▶ Work item
Write out the full listing below exactly as given.

=== Entries provided ===

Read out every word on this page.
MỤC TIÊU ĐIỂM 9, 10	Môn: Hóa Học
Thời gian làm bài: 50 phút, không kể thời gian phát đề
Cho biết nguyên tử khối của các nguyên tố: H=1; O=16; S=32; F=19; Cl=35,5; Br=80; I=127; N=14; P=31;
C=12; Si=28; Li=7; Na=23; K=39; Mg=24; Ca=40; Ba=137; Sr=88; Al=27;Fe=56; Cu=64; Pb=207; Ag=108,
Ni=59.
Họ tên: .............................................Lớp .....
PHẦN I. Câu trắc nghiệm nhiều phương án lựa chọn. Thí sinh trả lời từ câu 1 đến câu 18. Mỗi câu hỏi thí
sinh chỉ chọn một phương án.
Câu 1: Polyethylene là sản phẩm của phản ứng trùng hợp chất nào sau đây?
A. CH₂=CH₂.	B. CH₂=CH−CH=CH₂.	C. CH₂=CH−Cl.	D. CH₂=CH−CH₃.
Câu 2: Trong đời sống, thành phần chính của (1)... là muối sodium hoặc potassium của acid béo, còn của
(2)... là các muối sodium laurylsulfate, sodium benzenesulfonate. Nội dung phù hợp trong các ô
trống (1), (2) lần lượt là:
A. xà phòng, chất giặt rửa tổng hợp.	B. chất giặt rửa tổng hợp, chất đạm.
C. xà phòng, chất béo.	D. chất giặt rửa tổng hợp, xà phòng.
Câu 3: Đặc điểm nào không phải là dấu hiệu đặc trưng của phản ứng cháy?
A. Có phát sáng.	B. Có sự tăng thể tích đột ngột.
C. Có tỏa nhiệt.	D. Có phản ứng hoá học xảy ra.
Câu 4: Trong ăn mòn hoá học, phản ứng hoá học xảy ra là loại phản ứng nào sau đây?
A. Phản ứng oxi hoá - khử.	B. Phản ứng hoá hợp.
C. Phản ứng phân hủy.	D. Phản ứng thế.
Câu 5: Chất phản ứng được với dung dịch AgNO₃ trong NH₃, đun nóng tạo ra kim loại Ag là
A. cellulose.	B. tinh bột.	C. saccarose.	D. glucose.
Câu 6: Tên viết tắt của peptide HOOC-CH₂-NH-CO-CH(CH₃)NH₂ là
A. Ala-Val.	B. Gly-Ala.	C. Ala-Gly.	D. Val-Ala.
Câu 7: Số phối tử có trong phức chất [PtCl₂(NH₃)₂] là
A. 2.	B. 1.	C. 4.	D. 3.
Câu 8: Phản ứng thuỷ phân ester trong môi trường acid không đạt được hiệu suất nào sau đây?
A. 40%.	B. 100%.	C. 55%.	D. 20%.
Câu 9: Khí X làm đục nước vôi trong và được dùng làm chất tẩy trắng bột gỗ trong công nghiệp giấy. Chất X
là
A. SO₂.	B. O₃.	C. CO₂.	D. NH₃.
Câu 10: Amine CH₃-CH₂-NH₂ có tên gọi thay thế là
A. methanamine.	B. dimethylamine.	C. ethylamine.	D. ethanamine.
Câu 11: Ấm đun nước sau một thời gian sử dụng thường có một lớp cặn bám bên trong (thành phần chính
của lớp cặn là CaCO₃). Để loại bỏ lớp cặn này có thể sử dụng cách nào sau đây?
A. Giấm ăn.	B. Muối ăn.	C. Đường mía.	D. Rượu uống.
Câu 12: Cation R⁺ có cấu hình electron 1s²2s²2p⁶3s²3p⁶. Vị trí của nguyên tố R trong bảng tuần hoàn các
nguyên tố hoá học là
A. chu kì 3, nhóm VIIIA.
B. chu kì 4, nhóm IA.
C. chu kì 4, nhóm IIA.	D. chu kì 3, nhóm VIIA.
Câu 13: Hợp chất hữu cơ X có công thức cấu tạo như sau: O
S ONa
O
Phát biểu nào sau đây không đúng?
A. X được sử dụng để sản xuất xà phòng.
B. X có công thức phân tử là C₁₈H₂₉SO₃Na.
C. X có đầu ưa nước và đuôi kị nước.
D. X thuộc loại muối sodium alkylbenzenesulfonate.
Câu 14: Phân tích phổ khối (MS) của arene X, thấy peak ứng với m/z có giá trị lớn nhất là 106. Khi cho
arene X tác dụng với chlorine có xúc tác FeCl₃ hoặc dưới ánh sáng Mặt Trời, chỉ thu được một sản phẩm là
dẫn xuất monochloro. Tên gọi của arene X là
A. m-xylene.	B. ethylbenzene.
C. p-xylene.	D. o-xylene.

===

▶ Task result
Read out every word on this page.
MỤC TIÊU ĐIỂM 9, 10	Môn: Hóa Học
Thời gian làm bài: 50 phút, không kể thời gian phát đề
Cho biết nguyên tử khối của các nguyên tố: H=1; O=16; S=32; F=19; Cl=35,5; Br=80; I=127; N=14; P=31;
C=12; Si=28; Li=7; Na=23; K=39; Mg=24; Ca=40; Ba=137; Sr=88; Al=27;Fe=56; Cu=64; Pb=207; Ag=108,
Ni=59.
Họ tên: .............................................Lớp .....
PHẦN I. Câu trắc nghiệm nhiều phương án lựa chọn. Thí sinh trả lời từ câu 1 đến câu 18. Mỗi câu hỏi thí
sinh chỉ chọn một phương án.
Câu 1: Polyethylene là sản phẩm của phản ứng trùng hợp chất nào sau đây?
A. CH₂=CH₂.	B. CH₂=CH−CH=CH₂.	C. CH₂=CH−Cl.	D. CH₂=CH−CH₃.
Câu 2: Trong đời sống, thành phần chính của (1)... là muối sodium hoặc potassium của acid béo, còn của
(2)... là các muối sodium laurylsulfate, sodium benzenesulfonate. Nội dung phù hợp trong các ô
trống (1), (2) lần lượt là:
A. xà phòng, chất giặt rửa tổng hợp.	B. chất giặt rửa tổng hợp, chất đạm.
C. xà phòng, chất béo.	D. chất giặt rửa tổng hợp, xà phòng.
Câu 3: Đặc điểm nào không phải là dấu hiệu đặc trưng của phản ứng cháy?
A. Có phát sáng.	B. Có sự tăng thể tích đột ngột.
C. Có tỏa nhiệt.	D. Có phản ứng hoá học xảy ra.
Câu 4: Trong ăn mòn hoá học, phản ứng hoá học xảy ra là loại phản ứng nào sau đây?
A. Phản ứng oxi hoá - khử.	B. Phản ứng hoá hợp.
C. Phản ứng phân hủy.	D. Phản ứng thế.
Câu 5: Chất phản ứng được với dung dịch AgNO₃ trong NH₃, đun nóng tạo ra kim loại Ag là
A. cellulose.	B. tinh bột.	C. saccarose.	D. glucose.
Câu 6: Tên viết tắt của peptide HOOC-CH₂-NH-CO-CH(CH₃)NH₂ là
A. Ala-Val.	B. Gly-Ala.	C. Ala-Gly.	D. Val-Ala.
Câu 7: Số phối tử có trong phức chất [PtCl₂(NH₃)₂] là
A. 2.	B. 1.	C. 4.	D. 3.
Câu 8: Phản ứng thuỷ phân ester trong môi trường acid không đạt được hiệu suất nào sau đây?
A. 40%.	B. 100%.	C. 55%.	D. 20%.
Câu 9: Khí X làm đục nước vôi trong và được dùng làm chất tẩy trắng bột gỗ trong công nghiệp giấy. Chất X
là
A. SO₂.	B. O₃.	C. CO₂.	D. NH₃.
Câu 10: Amine CH₃-CH₂-NH₂ có tên gọi thay thế là
A. methanamine.	B. dimethylamine.	C. ethylamine.	D. ethanamine.
Câu 11: Ấm đun nước sau một thời gian sử dụng thường có một lớp cặn bám bên trong (thành phần chính
của lớp cặn là CaCO₃). Để loại bỏ lớp cặn này có thể sử dụng cách nào sau đây?
A. Giấm ăn.	B. Muối ăn.	C. Đường mía.	D. Rượu uống.
Câu 12: Cation R⁺ có cấu hình electron 1s²2s²2p⁶3s²3p⁶. Vị trí của nguyên tố R trong bảng tuần hoàn các
nguyên tố hoá học là
A. chu kì 3, nhóm VIIIA.
B. chu kì 4, nhóm IA.
C. chu kì 4, nhóm IIA.	D. chu kì 3, nhóm VIIA.
Câu 13: Hợp chất hữu cơ X có công thức cấu tạo như sau: O
S ONa
O
Phát biểu nào sau đây không đúng?
A. X được sử dụng để sản xuất xà phòng.
B. X có công thức phân tử là C₁₈H₂₉SO₃Na.
C. X có đầu ưa nước và đuôi kị nước.
D. X thuộc loại muối sodium alkylbenzenesulfonate.
Câu 14: Phân tích phổ khối (MS) của arene X, thấy peak ứng với m/z có giá trị lớn nhất là 106. Khi cho
arene X tác dụng với chlorine có xúc tác FeCl₃ hoặc dưới ánh sáng Mặt Trời, chỉ thu được một sản phẩm là
dẫn xuất monochloro. Tên gọi của arene X là
A. m-xylene.	B. ethylbenzene.
C. p-xylene.	D. o-xylene.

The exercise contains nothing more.